Make a tally of the lines in the records that include the string "mean", and give only that number.

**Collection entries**

* begin *

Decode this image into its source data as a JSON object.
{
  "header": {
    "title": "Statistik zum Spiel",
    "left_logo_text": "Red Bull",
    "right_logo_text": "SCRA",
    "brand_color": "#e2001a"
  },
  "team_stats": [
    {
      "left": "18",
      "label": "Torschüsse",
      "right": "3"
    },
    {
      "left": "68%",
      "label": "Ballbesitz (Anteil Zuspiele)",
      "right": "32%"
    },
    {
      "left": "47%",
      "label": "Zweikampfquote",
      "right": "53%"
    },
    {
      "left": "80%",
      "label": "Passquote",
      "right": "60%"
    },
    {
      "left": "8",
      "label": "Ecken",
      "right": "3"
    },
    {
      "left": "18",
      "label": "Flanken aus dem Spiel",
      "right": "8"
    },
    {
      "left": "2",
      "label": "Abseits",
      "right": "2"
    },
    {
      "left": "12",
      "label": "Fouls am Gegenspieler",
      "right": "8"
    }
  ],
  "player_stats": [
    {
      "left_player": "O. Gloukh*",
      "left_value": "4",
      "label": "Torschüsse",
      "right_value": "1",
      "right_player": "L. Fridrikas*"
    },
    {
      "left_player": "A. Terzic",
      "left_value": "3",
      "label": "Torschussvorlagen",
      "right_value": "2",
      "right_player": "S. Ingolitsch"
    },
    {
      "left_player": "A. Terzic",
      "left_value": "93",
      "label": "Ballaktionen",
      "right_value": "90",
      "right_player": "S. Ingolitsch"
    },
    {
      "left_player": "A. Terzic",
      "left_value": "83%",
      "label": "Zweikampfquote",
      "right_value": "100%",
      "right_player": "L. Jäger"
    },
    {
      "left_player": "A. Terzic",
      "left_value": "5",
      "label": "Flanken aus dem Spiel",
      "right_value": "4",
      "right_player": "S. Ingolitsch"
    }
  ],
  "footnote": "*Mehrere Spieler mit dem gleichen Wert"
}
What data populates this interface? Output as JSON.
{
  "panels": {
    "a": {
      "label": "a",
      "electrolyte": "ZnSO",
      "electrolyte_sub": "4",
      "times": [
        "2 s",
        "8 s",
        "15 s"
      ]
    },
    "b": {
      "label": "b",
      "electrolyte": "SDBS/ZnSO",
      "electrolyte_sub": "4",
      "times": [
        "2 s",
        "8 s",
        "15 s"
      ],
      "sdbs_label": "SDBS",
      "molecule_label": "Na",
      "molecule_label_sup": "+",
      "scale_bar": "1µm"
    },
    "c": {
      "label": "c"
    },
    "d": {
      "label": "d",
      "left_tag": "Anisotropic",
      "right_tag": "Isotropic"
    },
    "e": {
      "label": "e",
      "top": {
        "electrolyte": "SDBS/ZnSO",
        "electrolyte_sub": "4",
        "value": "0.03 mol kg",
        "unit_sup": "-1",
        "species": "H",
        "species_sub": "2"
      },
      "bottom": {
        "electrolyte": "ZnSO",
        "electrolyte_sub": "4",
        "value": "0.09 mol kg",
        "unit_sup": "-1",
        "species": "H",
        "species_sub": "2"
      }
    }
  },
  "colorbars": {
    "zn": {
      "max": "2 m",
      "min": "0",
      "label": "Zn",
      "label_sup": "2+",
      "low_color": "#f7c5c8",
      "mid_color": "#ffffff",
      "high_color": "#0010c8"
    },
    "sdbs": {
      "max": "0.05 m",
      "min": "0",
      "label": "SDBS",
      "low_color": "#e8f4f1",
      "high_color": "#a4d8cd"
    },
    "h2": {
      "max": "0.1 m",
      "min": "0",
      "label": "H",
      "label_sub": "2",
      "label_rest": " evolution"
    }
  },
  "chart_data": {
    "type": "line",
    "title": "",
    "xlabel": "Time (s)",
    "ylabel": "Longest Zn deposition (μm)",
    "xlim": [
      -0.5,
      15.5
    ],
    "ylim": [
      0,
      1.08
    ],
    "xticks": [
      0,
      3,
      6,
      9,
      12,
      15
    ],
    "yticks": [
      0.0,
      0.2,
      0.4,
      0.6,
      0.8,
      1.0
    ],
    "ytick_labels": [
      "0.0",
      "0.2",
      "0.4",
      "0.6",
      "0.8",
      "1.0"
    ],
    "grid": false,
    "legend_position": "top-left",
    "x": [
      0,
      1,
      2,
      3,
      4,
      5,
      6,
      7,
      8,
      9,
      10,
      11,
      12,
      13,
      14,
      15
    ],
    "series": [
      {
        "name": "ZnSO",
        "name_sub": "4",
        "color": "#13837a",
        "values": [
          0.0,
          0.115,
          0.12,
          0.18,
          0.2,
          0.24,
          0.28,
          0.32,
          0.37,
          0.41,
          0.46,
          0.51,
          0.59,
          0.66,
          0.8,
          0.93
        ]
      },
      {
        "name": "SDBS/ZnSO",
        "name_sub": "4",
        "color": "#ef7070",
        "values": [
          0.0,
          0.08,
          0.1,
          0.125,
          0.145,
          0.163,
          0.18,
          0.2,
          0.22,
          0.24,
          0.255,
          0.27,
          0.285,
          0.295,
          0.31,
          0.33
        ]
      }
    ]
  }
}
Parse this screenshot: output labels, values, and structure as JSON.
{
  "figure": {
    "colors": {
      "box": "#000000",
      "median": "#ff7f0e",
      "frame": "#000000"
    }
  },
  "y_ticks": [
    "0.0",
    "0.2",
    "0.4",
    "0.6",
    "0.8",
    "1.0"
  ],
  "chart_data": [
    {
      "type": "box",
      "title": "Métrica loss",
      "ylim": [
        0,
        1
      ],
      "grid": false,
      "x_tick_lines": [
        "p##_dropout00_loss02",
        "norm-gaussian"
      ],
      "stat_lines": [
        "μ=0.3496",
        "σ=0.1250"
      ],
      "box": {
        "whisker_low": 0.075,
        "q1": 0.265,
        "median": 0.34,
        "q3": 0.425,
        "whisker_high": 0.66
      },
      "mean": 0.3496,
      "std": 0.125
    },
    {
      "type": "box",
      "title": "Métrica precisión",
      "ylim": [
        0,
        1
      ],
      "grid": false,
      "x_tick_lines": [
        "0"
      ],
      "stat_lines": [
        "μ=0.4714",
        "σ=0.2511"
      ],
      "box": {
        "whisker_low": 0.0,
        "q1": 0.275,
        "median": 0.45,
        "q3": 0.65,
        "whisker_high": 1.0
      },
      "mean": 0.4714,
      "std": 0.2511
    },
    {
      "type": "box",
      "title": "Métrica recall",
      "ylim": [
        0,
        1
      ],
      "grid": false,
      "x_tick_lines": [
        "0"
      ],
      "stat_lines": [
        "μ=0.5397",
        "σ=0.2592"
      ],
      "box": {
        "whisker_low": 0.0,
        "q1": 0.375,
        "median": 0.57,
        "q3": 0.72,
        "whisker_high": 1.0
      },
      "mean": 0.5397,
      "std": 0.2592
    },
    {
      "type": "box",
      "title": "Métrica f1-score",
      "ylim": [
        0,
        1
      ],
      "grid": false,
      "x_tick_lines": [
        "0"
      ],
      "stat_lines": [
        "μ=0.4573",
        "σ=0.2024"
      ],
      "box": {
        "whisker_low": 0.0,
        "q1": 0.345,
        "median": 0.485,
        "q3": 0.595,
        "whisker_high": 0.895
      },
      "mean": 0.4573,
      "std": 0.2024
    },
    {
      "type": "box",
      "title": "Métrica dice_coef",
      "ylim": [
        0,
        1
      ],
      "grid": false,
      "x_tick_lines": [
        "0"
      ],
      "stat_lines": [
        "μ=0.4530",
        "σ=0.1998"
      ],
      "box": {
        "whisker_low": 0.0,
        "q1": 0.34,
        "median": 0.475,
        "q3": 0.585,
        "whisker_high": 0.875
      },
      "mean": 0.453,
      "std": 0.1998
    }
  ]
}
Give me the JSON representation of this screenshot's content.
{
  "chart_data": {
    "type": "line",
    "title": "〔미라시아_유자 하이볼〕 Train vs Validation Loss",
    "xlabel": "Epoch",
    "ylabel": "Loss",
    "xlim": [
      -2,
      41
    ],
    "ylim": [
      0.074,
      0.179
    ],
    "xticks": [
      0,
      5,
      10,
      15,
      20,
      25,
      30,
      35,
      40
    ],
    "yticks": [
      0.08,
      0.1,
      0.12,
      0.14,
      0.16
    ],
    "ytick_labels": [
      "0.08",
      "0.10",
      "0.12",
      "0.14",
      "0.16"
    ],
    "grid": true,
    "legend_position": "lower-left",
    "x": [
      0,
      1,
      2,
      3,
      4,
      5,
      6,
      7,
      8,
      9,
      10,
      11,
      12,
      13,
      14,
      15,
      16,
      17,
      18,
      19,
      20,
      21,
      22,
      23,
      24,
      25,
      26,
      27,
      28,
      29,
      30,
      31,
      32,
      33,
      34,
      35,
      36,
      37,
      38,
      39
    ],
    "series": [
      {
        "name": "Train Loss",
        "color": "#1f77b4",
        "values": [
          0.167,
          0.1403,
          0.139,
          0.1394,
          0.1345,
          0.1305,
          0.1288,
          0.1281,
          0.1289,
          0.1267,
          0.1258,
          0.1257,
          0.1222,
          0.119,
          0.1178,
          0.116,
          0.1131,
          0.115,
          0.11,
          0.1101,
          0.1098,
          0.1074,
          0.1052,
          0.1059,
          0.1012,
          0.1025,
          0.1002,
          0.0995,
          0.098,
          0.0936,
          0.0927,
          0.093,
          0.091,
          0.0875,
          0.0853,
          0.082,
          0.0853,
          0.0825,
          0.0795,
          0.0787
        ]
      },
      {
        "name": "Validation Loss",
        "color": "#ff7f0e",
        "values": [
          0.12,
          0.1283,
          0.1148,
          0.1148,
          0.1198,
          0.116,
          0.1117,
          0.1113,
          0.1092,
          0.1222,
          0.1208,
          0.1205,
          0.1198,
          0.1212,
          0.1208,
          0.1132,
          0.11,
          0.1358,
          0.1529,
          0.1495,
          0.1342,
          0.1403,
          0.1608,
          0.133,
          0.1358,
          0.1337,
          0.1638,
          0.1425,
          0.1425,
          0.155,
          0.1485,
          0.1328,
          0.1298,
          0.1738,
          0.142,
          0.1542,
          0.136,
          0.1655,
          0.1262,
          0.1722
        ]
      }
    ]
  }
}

* end *

**Complete answer**
5